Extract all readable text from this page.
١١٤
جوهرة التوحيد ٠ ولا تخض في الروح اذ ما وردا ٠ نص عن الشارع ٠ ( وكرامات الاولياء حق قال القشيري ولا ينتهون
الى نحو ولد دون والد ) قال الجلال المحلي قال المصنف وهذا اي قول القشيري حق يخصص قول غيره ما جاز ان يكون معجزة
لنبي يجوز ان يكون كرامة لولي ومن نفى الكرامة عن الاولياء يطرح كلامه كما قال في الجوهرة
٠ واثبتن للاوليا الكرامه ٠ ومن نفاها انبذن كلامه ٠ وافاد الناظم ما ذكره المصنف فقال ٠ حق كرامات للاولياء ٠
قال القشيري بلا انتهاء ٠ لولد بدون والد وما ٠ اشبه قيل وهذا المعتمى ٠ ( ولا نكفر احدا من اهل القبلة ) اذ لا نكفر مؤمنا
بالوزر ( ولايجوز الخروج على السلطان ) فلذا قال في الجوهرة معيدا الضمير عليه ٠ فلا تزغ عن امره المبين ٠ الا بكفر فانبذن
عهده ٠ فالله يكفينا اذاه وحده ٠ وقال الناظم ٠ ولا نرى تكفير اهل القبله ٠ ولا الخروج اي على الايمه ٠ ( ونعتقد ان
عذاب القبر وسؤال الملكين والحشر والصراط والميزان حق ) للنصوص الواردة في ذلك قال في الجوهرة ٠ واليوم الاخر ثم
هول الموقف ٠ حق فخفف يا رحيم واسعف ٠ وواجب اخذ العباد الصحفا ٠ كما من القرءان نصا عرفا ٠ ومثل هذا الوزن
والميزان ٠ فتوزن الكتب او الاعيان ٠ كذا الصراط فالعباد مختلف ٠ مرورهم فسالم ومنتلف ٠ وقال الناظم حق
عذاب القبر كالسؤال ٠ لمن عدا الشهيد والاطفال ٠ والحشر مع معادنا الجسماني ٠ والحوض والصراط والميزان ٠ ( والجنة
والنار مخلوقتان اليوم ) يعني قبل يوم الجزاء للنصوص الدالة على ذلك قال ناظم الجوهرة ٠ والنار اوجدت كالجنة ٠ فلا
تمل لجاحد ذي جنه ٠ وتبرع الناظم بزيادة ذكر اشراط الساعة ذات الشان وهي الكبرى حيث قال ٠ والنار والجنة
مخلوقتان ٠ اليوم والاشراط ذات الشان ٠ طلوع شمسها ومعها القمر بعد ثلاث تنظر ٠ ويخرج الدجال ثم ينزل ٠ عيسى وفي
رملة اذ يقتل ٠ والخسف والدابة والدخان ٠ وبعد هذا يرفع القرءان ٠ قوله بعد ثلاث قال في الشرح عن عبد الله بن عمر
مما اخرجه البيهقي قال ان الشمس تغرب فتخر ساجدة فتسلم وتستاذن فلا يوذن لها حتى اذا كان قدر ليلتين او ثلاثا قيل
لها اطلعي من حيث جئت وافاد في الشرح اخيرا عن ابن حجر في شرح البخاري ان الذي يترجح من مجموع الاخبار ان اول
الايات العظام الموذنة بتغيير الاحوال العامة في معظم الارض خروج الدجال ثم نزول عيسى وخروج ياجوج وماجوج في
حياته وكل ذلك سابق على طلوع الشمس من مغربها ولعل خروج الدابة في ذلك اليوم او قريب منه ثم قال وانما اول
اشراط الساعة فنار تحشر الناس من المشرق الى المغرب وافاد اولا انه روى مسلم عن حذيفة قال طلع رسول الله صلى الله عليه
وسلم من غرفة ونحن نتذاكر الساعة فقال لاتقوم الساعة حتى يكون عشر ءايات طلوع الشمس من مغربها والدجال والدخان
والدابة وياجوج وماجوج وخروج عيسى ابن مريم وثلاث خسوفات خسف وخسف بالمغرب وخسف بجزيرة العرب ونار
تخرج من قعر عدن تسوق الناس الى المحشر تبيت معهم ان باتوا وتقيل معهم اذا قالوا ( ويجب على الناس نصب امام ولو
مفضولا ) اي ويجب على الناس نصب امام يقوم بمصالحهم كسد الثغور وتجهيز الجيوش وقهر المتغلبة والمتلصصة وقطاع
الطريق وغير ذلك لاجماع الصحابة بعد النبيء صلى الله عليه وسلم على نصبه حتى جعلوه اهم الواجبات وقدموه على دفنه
----
▸ **Short task**
Using the listing above, reproduce each line without omission.

▸ **Solved exercise**
Extract all readable text from this page.
١١٤
جوهرة التوحيد ٠ ولا تخض في الروح اذ ما وردا ٠ نص عن الشارع ٠ ( وكرامات الاولياء حق قال القشيري ولا ينتهون
الى نحو ولد دون والد ) قال الجلال المحلي قال المصنف وهذا اي قول القشيري حق يخصص قول غيره ما جاز ان يكون معجزة
لنبي يجوز ان يكون كرامة لولي ومن نفى الكرامة عن الاولياء يطرح كلامه كما قال في الجوهرة
٠ واثبتن للاوليا الكرامه ٠ ومن نفاها انبذن كلامه ٠ وافاد الناظم ما ذكره المصنف فقال ٠ حق كرامات للاولياء ٠
قال القشيري بلا انتهاء ٠ لولد بدون والد وما ٠ اشبه قيل وهذا المعتمى ٠ ( ولا نكفر احدا من اهل القبلة ) اذ لا نكفر مؤمنا
بالوزر ( ولايجوز الخروج على السلطان ) فلذا قال في الجوهرة معيدا الضمير عليه ٠ فلا تزغ عن امره المبين ٠ الا بكفر فانبذن
عهده ٠ فالله يكفينا اذاه وحده ٠ وقال الناظم ٠ ولا نرى تكفير اهل القبله ٠ ولا الخروج اي على الايمه ٠ ( ونعتقد ان
عذاب القبر وسؤال الملكين والحشر والصراط والميزان حق ) للنصوص الواردة في ذلك قال في الجوهرة ٠ واليوم الاخر ثم
هول الموقف ٠ حق فخفف يا رحيم واسعف ٠ وواجب اخذ العباد الصحفا ٠ كما من القرءان نصا عرفا ٠ ومثل هذا الوزن
والميزان ٠ فتوزن الكتب او الاعيان ٠ كذا الصراط فالعباد مختلف ٠ مرورهم فسالم ومنتلف ٠ وقال الناظم حق
عذاب القبر كالسؤال ٠ لمن عدا الشهيد والاطفال ٠ والحشر مع معادنا الجسماني ٠ والحوض والصراط والميزان ٠ ( والجنة
والنار مخلوقتان اليوم ) يعني قبل يوم الجزاء للنصوص الدالة على ذلك قال ناظم الجوهرة ٠ والنار اوجدت كالجنة ٠ فلا
تمل لجاحد ذي جنه ٠ وتبرع الناظم بزيادة ذكر اشراط الساعة ذات الشان وهي الكبرى حيث قال ٠ والنار والجنة
مخلوقتان ٠ اليوم والاشراط ذات الشان ٠ طلوع شمسها ومعها القمر بعد ثلاث تنظر ٠ ويخرج الدجال ثم ينزل ٠ عيسى وفي
رملة اذ يقتل ٠ والخسف والدابة والدخان ٠ وبعد هذا يرفع القرءان ٠ قوله بعد ثلاث قال في الشرح عن عبد الله بن عمر
مما اخرجه البيهقي قال ان الشمس تغرب فتخر ساجدة فتسلم وتستاذن فلا يوذن لها حتى اذا كان قدر ليلتين او ثلاثا قيل
لها اطلعي من حيث جئت وافاد في الشرح اخيرا عن ابن حجر في شرح البخاري ان الذي يترجح من مجموع الاخبار ان اول
الايات العظام الموذنة بتغيير الاحوال العامة في معظم الارض خروج الدجال ثم نزول عيسى وخروج ياجوج وماجوج في
حياته وكل ذلك سابق على طلوع الشمس من مغربها ولعل خروج الدابة في ذلك اليوم او قريب منه ثم قال وانما اول
اشراط الساعة فنار تحشر الناس من المشرق الى المغرب وافاد اولا انه روى مسلم عن حذيفة قال طلع رسول الله صلى الله عليه
وسلم من غرفة ونحن نتذاكر الساعة فقال لاتقوم الساعة حتى يكون عشر ءايات طلوع الشمس من مغربها والدجال والدخان
والدابة وياجوج وماجوج وخروج عيسى ابن مريم وثلاث خسوفات خسف وخسف بالمغرب وخسف بجزيرة العرب ونار
تخرج من قعر عدن تسوق الناس الى المحشر تبيت معهم ان باتوا وتقيل معهم اذا قالوا ( ويجب على الناس نصب امام ولو
مفضولا ) اي ويجب على الناس نصب امام يقوم بمصالحهم كسد الثغور وتجهيز الجيوش وقهر المتغلبة والمتلصصة وقطاع
الطريق وغير ذلك لاجماع الصحابة بعد النبيء صلى الله عليه وسلم على نصبه حتى جعلوه اهم الواجبات وقدموه على دفنه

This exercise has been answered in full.